(Records contained in a dataset)
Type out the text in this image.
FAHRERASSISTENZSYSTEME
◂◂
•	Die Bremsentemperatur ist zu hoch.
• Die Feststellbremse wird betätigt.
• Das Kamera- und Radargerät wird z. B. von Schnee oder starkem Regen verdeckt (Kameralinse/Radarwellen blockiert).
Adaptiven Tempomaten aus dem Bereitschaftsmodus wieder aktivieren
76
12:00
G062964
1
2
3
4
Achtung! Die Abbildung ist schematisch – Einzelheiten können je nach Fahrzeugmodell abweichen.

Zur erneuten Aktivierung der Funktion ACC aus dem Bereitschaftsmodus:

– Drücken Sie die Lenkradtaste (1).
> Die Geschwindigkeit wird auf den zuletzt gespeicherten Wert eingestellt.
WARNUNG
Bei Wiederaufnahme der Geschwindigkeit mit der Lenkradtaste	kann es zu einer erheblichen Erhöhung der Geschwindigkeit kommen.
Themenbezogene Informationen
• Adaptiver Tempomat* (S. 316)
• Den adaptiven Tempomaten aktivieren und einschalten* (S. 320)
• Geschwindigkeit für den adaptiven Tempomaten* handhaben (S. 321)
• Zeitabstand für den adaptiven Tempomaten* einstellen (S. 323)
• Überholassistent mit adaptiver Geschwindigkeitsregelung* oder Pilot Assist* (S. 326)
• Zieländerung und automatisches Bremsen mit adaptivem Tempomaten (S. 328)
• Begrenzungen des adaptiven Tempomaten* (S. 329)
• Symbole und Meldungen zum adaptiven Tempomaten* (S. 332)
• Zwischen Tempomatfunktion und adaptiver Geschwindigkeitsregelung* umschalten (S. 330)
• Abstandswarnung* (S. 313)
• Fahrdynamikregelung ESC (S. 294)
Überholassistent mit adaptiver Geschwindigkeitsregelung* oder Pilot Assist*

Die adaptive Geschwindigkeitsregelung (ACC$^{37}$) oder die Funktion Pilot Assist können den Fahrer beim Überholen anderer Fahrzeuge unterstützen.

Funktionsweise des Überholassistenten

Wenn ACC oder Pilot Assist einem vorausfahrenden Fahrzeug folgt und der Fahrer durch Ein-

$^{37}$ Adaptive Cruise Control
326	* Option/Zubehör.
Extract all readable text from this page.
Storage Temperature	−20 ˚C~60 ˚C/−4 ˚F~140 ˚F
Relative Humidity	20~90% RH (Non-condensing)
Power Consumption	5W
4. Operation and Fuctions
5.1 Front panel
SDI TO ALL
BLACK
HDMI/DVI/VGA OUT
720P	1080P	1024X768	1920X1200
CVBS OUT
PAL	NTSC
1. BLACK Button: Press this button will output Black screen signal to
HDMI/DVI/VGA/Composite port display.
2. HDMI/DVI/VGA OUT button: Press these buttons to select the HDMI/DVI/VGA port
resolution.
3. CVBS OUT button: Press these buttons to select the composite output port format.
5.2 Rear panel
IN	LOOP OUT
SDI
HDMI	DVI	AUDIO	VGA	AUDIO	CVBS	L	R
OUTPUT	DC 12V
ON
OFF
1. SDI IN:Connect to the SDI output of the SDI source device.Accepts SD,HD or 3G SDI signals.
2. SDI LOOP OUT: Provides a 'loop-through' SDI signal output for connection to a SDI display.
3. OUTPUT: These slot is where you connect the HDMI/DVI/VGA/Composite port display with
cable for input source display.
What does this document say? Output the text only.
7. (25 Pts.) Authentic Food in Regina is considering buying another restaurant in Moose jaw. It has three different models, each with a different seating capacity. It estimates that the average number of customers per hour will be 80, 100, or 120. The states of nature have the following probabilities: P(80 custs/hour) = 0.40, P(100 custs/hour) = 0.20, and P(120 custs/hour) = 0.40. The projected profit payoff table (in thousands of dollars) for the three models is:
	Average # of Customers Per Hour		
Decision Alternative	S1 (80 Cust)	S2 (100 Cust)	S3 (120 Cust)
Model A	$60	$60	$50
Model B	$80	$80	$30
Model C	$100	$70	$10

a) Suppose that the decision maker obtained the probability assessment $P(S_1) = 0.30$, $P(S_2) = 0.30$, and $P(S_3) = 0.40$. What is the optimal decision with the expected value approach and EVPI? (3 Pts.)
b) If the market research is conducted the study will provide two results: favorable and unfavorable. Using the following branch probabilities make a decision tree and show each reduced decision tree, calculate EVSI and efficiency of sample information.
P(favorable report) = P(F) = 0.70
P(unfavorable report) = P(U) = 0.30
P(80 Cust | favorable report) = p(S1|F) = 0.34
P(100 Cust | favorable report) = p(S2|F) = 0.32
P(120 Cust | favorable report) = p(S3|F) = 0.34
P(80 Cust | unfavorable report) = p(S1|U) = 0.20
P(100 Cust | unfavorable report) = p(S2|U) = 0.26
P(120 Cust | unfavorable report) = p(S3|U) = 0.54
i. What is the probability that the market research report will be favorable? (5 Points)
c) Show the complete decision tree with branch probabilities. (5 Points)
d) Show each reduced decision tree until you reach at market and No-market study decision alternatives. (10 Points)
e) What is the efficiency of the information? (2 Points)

_STATED TASK:_
Extract the data in full. Keep it word for word.

_COMPLETE RESPONSE:_
Type out the text in this image.
FAHRERASSISTENZSYSTEME
◂◂
•	Die Bremsentemperatur ist zu hoch.
• Die Feststellbremse wird betätigt.
• Das Kamera- und Radargerät wird z. B. von Schnee oder starkem Regen verdeckt (Kameralinse/Radarwellen blockiert).
Adaptiven Tempomaten aus dem Bereitschaftsmodus wieder aktivieren
76
12:00
G062964
1
2
3
4
Achtung! Die Abbildung ist schematisch – Einzelheiten können je nach Fahrzeugmodell abweichen.

Zur erneuten Aktivierung der Funktion ACC aus dem Bereitschaftsmodus:

– Drücken Sie die Lenkradtaste (1).
> Die Geschwindigkeit wird auf den zuletzt gespeicherten Wert eingestellt.
WARNUNG
Bei Wiederaufnahme der Geschwindigkeit mit der Lenkradtaste	kann es zu einer erheblichen Erhöhung der Geschwindigkeit kommen.
Themenbezogene Informationen
• Adaptiver Tempomat* (S. 316)
• Den adaptiven Tempomaten aktivieren und einschalten* (S. 320)
• Geschwindigkeit für den adaptiven Tempomaten* handhaben (S. 321)
• Zeitabstand für den adaptiven Tempomaten* einstellen (S. 323)
• Überholassistent mit adaptiver Geschwindigkeitsregelung* oder Pilot Assist* (S. 326)
• Zieländerung und automatisches Bremsen mit adaptivem Tempomaten (S. 328)
• Begrenzungen des adaptiven Tempomaten* (S. 329)
• Symbole und Meldungen zum adaptiven Tempomaten* (S. 332)
• Zwischen Tempomatfunktion und adaptiver Geschwindigkeitsregelung* umschalten (S. 330)
• Abstandswarnung* (S. 313)
• Fahrdynamikregelung ESC (S. 294)
Überholassistent mit adaptiver Geschwindigkeitsregelung* oder Pilot Assist*

Die adaptive Geschwindigkeitsregelung (ACC$^{37}$) oder die Funktion Pilot Assist können den Fahrer beim Überholen anderer Fahrzeuge unterstützen.

Funktionsweise des Überholassistenten

Wenn ACC oder Pilot Assist einem vorausfahrenden Fahrzeug folgt und der Fahrer durch Ein-

$^{37}$ Adaptive Cruise Control
326	* Option/Zubehör.
Extract all readable text from this page.
Storage Temperature	−20 ˚C~60 ˚C/−4 ˚F~140 ˚F
Relative Humidity	20~90% RH (Non-condensing)
Power Consumption	5W
4. Operation and Fuctions
5.1 Front panel
SDI TO ALL
BLACK
HDMI/DVI/VGA OUT
720P	1080P	1024X768	1920X1200
CVBS OUT
PAL	NTSC
1. BLACK Button: Press this button will output Black screen signal to
HDMI/DVI/VGA/Composite port display.
2. HDMI/DVI/VGA OUT button: Press these buttons to select the HDMI/DVI/VGA port
resolution.
3. CVBS OUT button: Press these buttons to select the composite output port format.
5.2 Rear panel
IN	LOOP OUT
SDI
HDMI	DVI	AUDIO	VGA	AUDIO	CVBS	L	R
OUTPUT	DC 12V
ON
OFF
1. SDI IN:Connect to the SDI output of the SDI source device.Accepts SD,HD or 3G SDI signals.
2. SDI LOOP OUT: Provides a 'loop-through' SDI signal output for connection to a SDI display.
3. OUTPUT: These slot is where you connect the HDMI/DVI/VGA/Composite port display with
cable for input source display.
What does this document say? Output the text only.
7. (25 Pts.) Authentic Food in Regina is considering buying another restaurant in Moose jaw. It has three different models, each with a different seating capacity. It estimates that the average number of customers per hour will be 80, 100, or 120. The states of nature have the following probabilities: P(80 custs/hour) = 0.40, P(100 custs/hour) = 0.20, and P(120 custs/hour) = 0.40. The projected profit payoff table (in thousands of dollars) for the three models is:
	Average # of Customers Per Hour		
Decision Alternative	S1 (80 Cust)	S2 (100 Cust)	S3 (120 Cust)
Model A	$60	$60	$50
Model B	$80	$80	$30
Model C	$100	$70	$10

a) Suppose that the decision maker obtained the probability assessment $P(S_1) = 0.30$, $P(S_2) = 0.30$, and $P(S_3) = 0.40$. What is the optimal decision with the expected value approach and EVPI? (3 Pts.)
b) If the market research is conducted the study will provide two results: favorable and unfavorable. Using the following branch probabilities make a decision tree and show each reduced decision tree, calculate EVSI and efficiency of sample information.
P(favorable report) = P(F) = 0.70
P(unfavorable report) = P(U) = 0.30
P(80 Cust | favorable report) = p(S1|F) = 0.34
P(100 Cust | favorable report) = p(S2|F) = 0.32
P(120 Cust | favorable report) = p(S3|F) = 0.34
P(80 Cust | unfavorable report) = p(S1|U) = 0.20
P(100 Cust | unfavorable report) = p(S2|U) = 0.26
P(120 Cust | unfavorable report) = p(S3|U) = 0.54
i. What is the probability that the market research report will be favorable? (5 Points)
c) Show the complete decision tree with branch probabilities. (5 Points)
d) Show each reduced decision tree until you reach at market and No-market study decision alternatives. (10 Points)
e) What is the efficiency of the information? (2 Points)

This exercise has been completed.